- _Work to do_
Below are some entries. Copy each line that holds the string "description".

(Extracted records)
· · · · ·

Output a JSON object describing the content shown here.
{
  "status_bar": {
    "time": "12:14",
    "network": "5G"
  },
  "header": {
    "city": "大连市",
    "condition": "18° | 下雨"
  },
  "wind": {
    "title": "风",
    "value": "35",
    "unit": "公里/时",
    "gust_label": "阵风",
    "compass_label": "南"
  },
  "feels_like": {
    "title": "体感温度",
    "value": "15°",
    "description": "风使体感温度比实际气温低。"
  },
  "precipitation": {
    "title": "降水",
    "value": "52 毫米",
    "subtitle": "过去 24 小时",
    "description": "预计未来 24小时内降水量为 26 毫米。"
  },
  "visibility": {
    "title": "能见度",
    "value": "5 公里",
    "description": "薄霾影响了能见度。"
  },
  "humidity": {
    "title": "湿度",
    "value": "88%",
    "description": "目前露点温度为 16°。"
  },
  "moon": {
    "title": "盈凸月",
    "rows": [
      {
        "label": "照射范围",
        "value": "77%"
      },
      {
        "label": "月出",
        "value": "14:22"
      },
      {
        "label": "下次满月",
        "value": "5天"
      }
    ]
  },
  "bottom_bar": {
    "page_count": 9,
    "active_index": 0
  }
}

· · · · ·

- _Answer to the exercise_
    "description": "风使体感温度比实际气温低。"
    "description": "预计未来 24小时内降水量为 26 毫米。"
    "description": "薄霾影响了能见度。"
    "description": "目前露点温度为 16°。"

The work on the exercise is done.